## Instructions for the task
Scan the data beneath this task and copy each line that includes "values".

## Given records
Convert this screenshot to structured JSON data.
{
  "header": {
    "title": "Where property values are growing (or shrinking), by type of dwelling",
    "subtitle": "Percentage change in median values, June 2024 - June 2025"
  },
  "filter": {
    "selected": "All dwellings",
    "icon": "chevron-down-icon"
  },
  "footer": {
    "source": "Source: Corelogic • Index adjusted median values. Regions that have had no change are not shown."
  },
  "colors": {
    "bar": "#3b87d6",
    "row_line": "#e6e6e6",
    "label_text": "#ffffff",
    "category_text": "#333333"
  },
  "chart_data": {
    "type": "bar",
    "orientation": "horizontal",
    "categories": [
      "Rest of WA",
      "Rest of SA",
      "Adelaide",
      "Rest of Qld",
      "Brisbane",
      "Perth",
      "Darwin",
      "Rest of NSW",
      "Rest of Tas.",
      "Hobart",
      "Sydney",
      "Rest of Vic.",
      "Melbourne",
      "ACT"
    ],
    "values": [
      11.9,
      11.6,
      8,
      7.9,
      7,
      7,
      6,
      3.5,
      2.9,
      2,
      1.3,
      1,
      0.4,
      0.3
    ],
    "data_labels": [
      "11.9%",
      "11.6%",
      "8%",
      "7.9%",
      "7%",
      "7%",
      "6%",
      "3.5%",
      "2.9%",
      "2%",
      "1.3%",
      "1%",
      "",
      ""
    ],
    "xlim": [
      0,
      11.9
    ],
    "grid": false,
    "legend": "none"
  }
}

## Answer in full
    "title": "Where property values are growing (or shrinking), by type of dwelling",
    "subtitle": "Percentage change in median values, June 2024 - June 2025"
    "source": "Source: Corelogic • Index adjusted median values. Regions that have had no change are not shown."
    "values": [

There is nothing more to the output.